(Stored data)
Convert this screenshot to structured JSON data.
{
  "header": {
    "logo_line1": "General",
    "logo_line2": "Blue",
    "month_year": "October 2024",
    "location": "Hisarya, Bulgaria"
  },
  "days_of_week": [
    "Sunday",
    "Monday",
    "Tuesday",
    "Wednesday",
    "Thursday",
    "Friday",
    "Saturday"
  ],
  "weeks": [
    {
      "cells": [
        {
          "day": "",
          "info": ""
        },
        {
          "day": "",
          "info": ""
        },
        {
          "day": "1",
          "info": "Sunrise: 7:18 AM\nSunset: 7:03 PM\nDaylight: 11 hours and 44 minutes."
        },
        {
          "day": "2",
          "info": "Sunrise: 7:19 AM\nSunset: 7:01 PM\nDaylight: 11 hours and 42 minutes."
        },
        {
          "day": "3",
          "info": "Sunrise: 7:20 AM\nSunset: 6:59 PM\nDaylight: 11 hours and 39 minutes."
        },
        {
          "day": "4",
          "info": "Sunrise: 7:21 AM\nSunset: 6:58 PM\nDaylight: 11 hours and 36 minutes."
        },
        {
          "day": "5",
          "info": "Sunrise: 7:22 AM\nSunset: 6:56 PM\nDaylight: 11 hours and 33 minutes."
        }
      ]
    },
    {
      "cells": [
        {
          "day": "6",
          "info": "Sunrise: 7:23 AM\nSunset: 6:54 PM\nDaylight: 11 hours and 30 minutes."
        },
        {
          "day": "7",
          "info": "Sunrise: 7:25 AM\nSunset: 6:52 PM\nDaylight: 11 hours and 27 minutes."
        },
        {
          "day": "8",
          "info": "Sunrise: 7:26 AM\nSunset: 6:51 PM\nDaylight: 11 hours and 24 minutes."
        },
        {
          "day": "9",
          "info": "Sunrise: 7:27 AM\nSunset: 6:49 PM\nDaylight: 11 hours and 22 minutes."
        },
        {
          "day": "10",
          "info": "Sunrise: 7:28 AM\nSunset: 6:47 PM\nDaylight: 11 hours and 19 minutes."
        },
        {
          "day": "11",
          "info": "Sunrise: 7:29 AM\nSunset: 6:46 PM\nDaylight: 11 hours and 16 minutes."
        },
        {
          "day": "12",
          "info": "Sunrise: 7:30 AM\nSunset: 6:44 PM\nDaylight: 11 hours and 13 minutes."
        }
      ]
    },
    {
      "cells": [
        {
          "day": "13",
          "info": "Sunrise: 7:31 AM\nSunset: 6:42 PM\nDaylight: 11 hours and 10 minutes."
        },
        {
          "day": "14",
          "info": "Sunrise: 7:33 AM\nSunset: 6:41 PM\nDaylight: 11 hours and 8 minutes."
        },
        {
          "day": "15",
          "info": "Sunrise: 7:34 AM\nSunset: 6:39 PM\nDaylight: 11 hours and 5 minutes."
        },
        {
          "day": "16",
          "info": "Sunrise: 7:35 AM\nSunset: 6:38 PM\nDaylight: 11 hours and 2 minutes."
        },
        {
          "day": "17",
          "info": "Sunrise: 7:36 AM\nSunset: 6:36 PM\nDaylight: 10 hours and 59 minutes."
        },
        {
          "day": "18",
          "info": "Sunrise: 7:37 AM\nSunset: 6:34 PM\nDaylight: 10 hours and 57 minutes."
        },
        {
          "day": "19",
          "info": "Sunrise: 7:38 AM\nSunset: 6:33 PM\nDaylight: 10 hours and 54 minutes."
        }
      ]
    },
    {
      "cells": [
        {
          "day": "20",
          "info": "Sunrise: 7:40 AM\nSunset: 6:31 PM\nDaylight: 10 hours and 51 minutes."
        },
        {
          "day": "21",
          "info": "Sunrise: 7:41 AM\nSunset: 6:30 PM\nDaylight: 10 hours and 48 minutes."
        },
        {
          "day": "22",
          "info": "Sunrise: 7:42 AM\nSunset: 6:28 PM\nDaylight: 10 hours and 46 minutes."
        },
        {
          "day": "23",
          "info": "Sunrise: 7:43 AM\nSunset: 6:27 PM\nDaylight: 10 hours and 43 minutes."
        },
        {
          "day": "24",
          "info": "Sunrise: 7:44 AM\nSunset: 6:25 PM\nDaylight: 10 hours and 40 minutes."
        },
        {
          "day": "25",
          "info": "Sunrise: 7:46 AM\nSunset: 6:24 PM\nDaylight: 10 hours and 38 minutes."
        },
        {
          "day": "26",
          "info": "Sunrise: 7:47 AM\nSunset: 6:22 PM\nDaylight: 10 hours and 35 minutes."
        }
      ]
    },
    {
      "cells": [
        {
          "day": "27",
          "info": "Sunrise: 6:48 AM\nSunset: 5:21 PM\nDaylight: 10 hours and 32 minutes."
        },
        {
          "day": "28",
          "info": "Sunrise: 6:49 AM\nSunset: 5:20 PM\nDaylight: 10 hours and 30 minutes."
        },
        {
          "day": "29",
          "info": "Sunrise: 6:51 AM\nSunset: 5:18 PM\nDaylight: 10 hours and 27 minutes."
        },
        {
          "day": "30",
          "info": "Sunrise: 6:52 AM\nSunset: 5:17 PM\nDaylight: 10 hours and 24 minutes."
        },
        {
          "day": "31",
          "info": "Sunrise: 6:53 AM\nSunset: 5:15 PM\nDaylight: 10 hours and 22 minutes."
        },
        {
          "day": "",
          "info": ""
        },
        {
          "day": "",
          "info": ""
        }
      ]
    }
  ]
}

STATED GOAL –
Reproduce the material above exactly; please quote every line of it.

ANSWER –
Convert this screenshot to structured JSON data.
{
  "header": {
    "logo_line1": "General",
    "logo_line2": "Blue",
    "month_year": "October 2024",
    "location": "Hisarya, Bulgaria"
  },
  "days_of_week": [
    "Sunday",
    "Monday",
    "Tuesday",
    "Wednesday",
    "Thursday",
    "Friday",
    "Saturday"
  ],
  "weeks": [
    {
      "cells": [
        {
          "day": "",
          "info": ""
        },
        {
          "day": "",
          "info": ""
        },
        {
          "day": "1",
          "info": "Sunrise: 7:18 AM\nSunset: 7:03 PM\nDaylight: 11 hours and 44 minutes."
        },
        {
          "day": "2",
          "info": "Sunrise: 7:19 AM\nSunset: 7:01 PM\nDaylight: 11 hours and 42 minutes."
        },
        {
          "day": "3",
          "info": "Sunrise: 7:20 AM\nSunset: 6:59 PM\nDaylight: 11 hours and 39 minutes."
        },
        {
          "day": "4",
          "info": "Sunrise: 7:21 AM\nSunset: 6:58 PM\nDaylight: 11 hours and 36 minutes."
        },
        {
          "day": "5",
          "info": "Sunrise: 7:22 AM\nSunset: 6:56 PM\nDaylight: 11 hours and 33 minutes."
        }
      ]
    },
    {
      "cells": [
        {
          "day": "6",
          "info": "Sunrise: 7:23 AM\nSunset: 6:54 PM\nDaylight: 11 hours and 30 minutes."
        },
        {
          "day": "7",
          "info": "Sunrise: 7:25 AM\nSunset: 6:52 PM\nDaylight: 11 hours and 27 minutes."
        },
        {
          "day": "8",
          "info": "Sunrise: 7:26 AM\nSunset: 6:51 PM\nDaylight: 11 hours and 24 minutes."
        },
        {
          "day": "9",
          "info": "Sunrise: 7:27 AM\nSunset: 6:49 PM\nDaylight: 11 hours and 22 minutes."
        },
        {
          "day": "10",
          "info": "Sunrise: 7:28 AM\nSunset: 6:47 PM\nDaylight: 11 hours and 19 minutes."
        },
        {
          "day": "11",
          "info": "Sunrise: 7:29 AM\nSunset: 6:46 PM\nDaylight: 11 hours and 16 minutes."
        },
        {
          "day": "12",
          "info": "Sunrise: 7:30 AM\nSunset: 6:44 PM\nDaylight: 11 hours and 13 minutes."
        }
      ]
    },
    {
      "cells": [
        {
          "day": "13",
          "info": "Sunrise: 7:31 AM\nSunset: 6:42 PM\nDaylight: 11 hours and 10 minutes."
        },
        {
          "day": "14",
          "info": "Sunrise: 7:33 AM\nSunset: 6:41 PM\nDaylight: 11 hours and 8 minutes."
        },
        {
          "day": "15",
          "info": "Sunrise: 7:34 AM\nSunset: 6:39 PM\nDaylight: 11 hours and 5 minutes."
        },
        {
          "day": "16",
          "info": "Sunrise: 7:35 AM\nSunset: 6:38 PM\nDaylight: 11 hours and 2 minutes."
        },
        {
          "day": "17",
          "info": "Sunrise: 7:36 AM\nSunset: 6:36 PM\nDaylight: 10 hours and 59 minutes."
        },
        {
          "day": "18",
          "info": "Sunrise: 7:37 AM\nSunset: 6:34 PM\nDaylight: 10 hours and 57 minutes."
        },
        {
          "day": "19",
          "info": "Sunrise: 7:38 AM\nSunset: 6:33 PM\nDaylight: 10 hours and 54 minutes."
        }
      ]
    },
    {
      "cells": [
        {
          "day": "20",
          "info": "Sunrise: 7:40 AM\nSunset: 6:31 PM\nDaylight: 10 hours and 51 minutes."
        },
        {
          "day": "21",
          "info": "Sunrise: 7:41 AM\nSunset: 6:30 PM\nDaylight: 10 hours and 48 minutes."
        },
        {
          "day": "22",
          "info": "Sunrise: 7:42 AM\nSunset: 6:28 PM\nDaylight: 10 hours and 46 minutes."
        },
        {
          "day": "23",
          "info": "Sunrise: 7:43 AM\nSunset: 6:27 PM\nDaylight: 10 hours and 43 minutes."
        },
        {
          "day": "24",
          "info": "Sunrise: 7:44 AM\nSunset: 6:25 PM\nDaylight: 10 hours and 40 minutes."
        },
        {
          "day": "25",
          "info": "Sunrise: 7:46 AM\nSunset: 6:24 PM\nDaylight: 10 hours and 38 minutes."
        },
        {
          "day": "26",
          "info": "Sunrise: 7:47 AM\nSunset: 6:22 PM\nDaylight: 10 hours and 35 minutes."
        }
      ]
    },
    {
      "cells": [
        {
          "day": "27",
          "info": "Sunrise: 6:48 AM\nSunset: 5:21 PM\nDaylight: 10 hours and 32 minutes."
        },
        {
          "day": "28",
          "info": "Sunrise: 6:49 AM\nSunset: 5:20 PM\nDaylight: 10 hours and 30 minutes."
        },
        {
          "day": "29",
          "info": "Sunrise: 6:51 AM\nSunset: 5:18 PM\nDaylight: 10 hours and 27 minutes."
        },
        {
          "day": "30",
          "info": "Sunrise: 6:52 AM\nSunset: 5:17 PM\nDaylight: 10 hours and 24 minutes."
        },
        {
          "day": "31",
          "info": "Sunrise: 6:53 AM\nSunset: 5:15 PM\nDaylight: 10 hours and 22 minutes."
        },
        {
          "day": "",
          "info": ""
        },
        {
          "day": "",
          "info": ""
        }
      ]
    }
  ]
}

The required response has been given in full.